WHAT YOU SHOULD DO
Output the entries word for word. Omit images.
____
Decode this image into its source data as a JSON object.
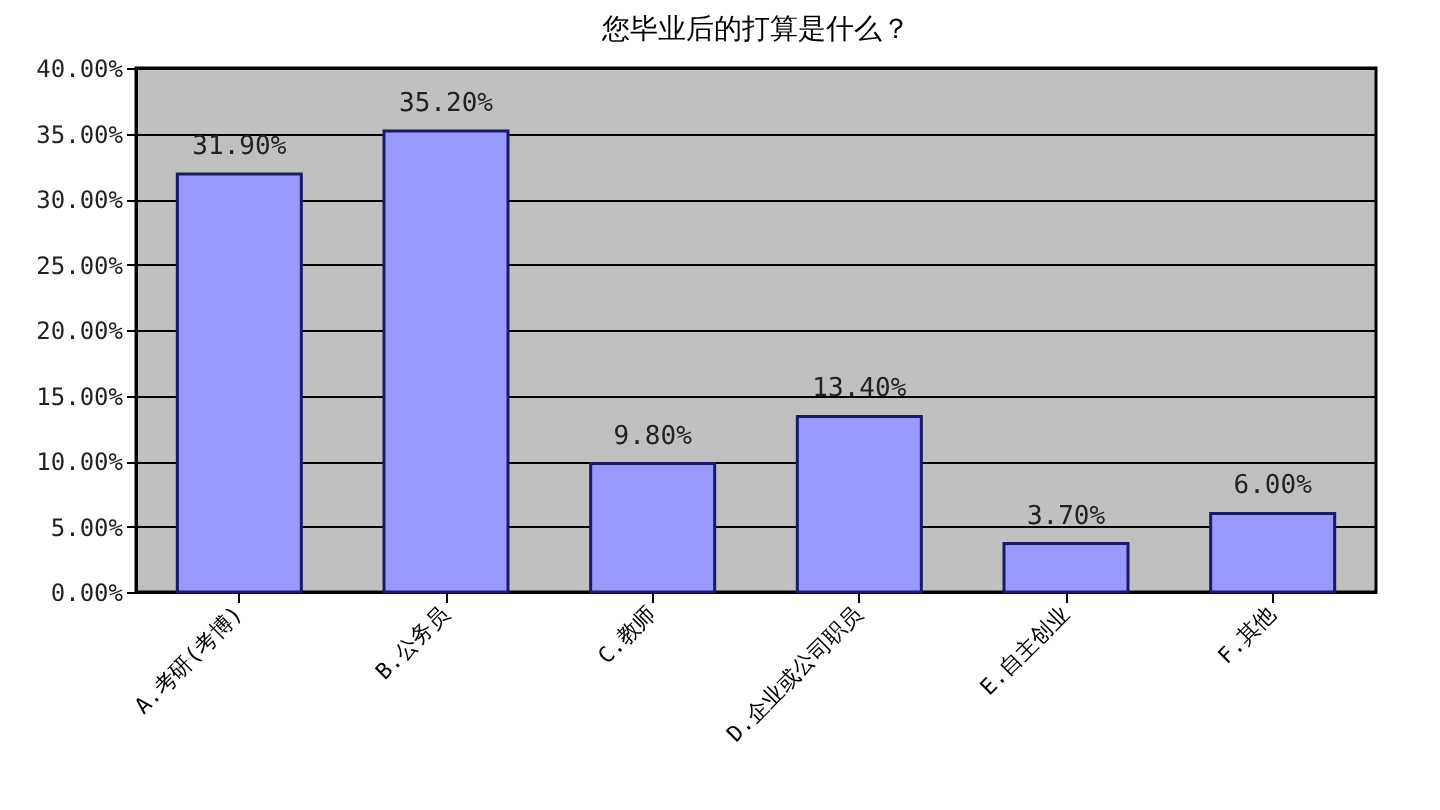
{
  "chart_data": {
    "type": "bar",
    "title": "您毕业后的打算是什么？",
    "categories": [
      "A.考研(考博)",
      "B.公务员",
      "C.教师",
      "D.企业或公司职员",
      "E.自主创业",
      "F.其他"
    ],
    "values": [
      31.9,
      35.2,
      9.8,
      13.4,
      3.7,
      6.0
    ],
    "value_labels": [
      "31.90%",
      "35.20%",
      "9.80%",
      "13.40%",
      "3.70%",
      "6.00%"
    ],
    "color": "#9999ff",
    "ylim": [
      0,
      40
    ],
    "yticks": [
      {
        "value": 0,
        "label": "0.00%"
      },
      {
        "value": 5,
        "label": "5.00%"
      },
      {
        "value": 10,
        "label": "10.00%"
      },
      {
        "value": 15,
        "label": "15.00%"
      },
      {
        "value": 20,
        "label": "20.00%"
      },
      {
        "value": 25,
        "label": "25.00%"
      },
      {
        "value": 30,
        "label": "30.00%"
      },
      {
        "value": 35,
        "label": "35.00%"
      },
      {
        "value": 40,
        "label": "40.00%"
      }
    ],
    "grid": "y"
  }
}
____
TASK ANSWER
Decode this image into its source data as a JSON object.
{
  "chart_data": {
    "type": "bar",
    "title": "您毕业后的打算是什么？",
    "categories": [
      "A.考研(考博)",
      "B.公务员",
      "C.教师",
      "D.企业或公司职员",
      "E.自主创业",
      "F.其他"
    ],
    "values": [
      31.9,
      35.2,
      9.8,
      13.4,
      3.7,
      6.0
    ],
    "value_labels": [
      "31.90%",
      "35.20%",
      "9.80%",
      "13.40%",
      "3.70%",
      "6.00%"
    ],
    "color": "#9999ff",
    "ylim": [
      0,
      40
    ],
    "yticks": [
      {
        "value": 0,
        "label": "0.00%"
      },
      {
        "value": 5,
        "label": "5.00%"
      },
      {
        "value": 10,
        "label": "10.00%"
      },
      {
        "value": 15,
        "label": "15.00%"
      },
      {
        "value": 20,
        "label": "20.00%"
      },
      {
        "value": 25,
        "label": "25.00%"
      },
      {
        "value": 30,
        "label": "30.00%"
      },
      {
        "value": 35,
        "label": "35.00%"
      },
      {
        "value": 40,
        "label": "40.00%"
      }
    ],
    "grid": "y"
  }
}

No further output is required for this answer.